[Dataset items]
▼

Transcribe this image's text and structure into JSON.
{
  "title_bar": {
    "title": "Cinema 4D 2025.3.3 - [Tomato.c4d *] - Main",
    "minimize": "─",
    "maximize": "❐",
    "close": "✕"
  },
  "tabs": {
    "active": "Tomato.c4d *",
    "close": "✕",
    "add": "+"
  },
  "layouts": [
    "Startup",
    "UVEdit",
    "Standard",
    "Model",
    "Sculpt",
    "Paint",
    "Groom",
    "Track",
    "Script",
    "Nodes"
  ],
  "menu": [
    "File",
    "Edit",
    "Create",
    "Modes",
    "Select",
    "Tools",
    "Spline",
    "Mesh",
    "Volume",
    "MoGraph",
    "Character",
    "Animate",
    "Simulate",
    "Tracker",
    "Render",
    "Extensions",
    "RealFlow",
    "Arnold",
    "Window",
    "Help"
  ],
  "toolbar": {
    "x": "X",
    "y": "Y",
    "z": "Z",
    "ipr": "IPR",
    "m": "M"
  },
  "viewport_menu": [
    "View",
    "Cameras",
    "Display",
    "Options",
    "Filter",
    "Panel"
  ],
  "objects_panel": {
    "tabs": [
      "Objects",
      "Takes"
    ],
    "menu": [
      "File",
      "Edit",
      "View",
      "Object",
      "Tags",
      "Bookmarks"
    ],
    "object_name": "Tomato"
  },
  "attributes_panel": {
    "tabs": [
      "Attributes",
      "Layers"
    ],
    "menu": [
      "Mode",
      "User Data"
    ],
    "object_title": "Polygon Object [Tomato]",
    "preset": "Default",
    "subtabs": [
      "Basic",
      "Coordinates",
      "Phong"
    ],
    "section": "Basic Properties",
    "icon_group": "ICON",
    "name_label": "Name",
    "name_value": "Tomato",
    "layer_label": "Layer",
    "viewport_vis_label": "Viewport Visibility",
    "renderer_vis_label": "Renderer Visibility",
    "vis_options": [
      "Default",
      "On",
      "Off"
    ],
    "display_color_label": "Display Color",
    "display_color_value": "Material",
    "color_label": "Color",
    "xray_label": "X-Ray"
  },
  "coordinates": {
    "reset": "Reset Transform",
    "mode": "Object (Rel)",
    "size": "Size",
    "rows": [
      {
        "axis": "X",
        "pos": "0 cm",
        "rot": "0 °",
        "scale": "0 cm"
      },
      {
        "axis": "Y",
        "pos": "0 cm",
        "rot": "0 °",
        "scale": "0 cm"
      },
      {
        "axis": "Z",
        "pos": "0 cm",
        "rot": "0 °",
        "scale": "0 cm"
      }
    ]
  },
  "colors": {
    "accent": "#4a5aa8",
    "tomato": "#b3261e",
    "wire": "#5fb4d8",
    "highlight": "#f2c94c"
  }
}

▲

Using the material above, print every entry exactly as written.

[The response]
Transcribe this image's text and structure into JSON.
{
  "title_bar": {
    "title": "Cinema 4D 2025.3.3 - [Tomato.c4d *] - Main",
    "minimize": "─",
    "maximize": "❐",
    "close": "✕"
  },
  "tabs": {
    "active": "Tomato.c4d *",
    "close": "✕",
    "add": "+"
  },
  "layouts": [
    "Startup",
    "UVEdit",
    "Standard",
    "Model",
    "Sculpt",
    "Paint",
    "Groom",
    "Track",
    "Script",
    "Nodes"
  ],
  "menu": [
    "File",
    "Edit",
    "Create",
    "Modes",
    "Select",
    "Tools",
    "Spline",
    "Mesh",
    "Volume",
    "MoGraph",
    "Character",
    "Animate",
    "Simulate",
    "Tracker",
    "Render",
    "Extensions",
    "RealFlow",
    "Arnold",
    "Window",
    "Help"
  ],
  "toolbar": {
    "x": "X",
    "y": "Y",
    "z": "Z",
    "ipr": "IPR",
    "m": "M"
  },
  "viewport_menu": [
    "View",
    "Cameras",
    "Display",
    "Options",
    "Filter",
    "Panel"
  ],
  "objects_panel": {
    "tabs": [
      "Objects",
      "Takes"
    ],
    "menu": [
      "File",
      "Edit",
      "View",
      "Object",
      "Tags",
      "Bookmarks"
    ],
    "object_name": "Tomato"
  },
  "attributes_panel": {
    "tabs": [
      "Attributes",
      "Layers"
    ],
    "menu": [
      "Mode",
      "User Data"
    ],
    "object_title": "Polygon Object [Tomato]",
    "preset": "Default",
    "subtabs": [
      "Basic",
      "Coordinates",
      "Phong"
    ],
    "section": "Basic Properties",
    "icon_group": "ICON",
    "name_label": "Name",
    "name_value": "Tomato",
    "layer_label": "Layer",
    "viewport_vis_label": "Viewport Visibility",
    "renderer_vis_label": "Renderer Visibility",
    "vis_options": [
      "Default",
      "On",
      "Off"
    ],
    "display_color_label": "Display Color",
    "display_color_value": "Material",
    "color_label": "Color",
    "xray_label": "X-Ray"
  },
  "coordinates": {
    "reset": "Reset Transform",
    "mode": "Object (Rel)",
    "size": "Size",
    "rows": [
      {
        "axis": "X",
        "pos": "0 cm",
        "rot": "0 °",
        "scale": "0 cm"
      },
      {
        "axis": "Y",
        "pos": "0 cm",
        "rot": "0 °",
        "scale": "0 cm"
      },
      {
        "axis": "Z",
        "pos": "0 cm",
        "rot": "0 °",
        "scale": "0 cm"
      }
    ]
  },
  "colors": {
    "accent": "#4a5aa8",
    "tomato": "#b3261e",
    "wire": "#5fb4d8",
    "highlight": "#f2c94c"
  }
}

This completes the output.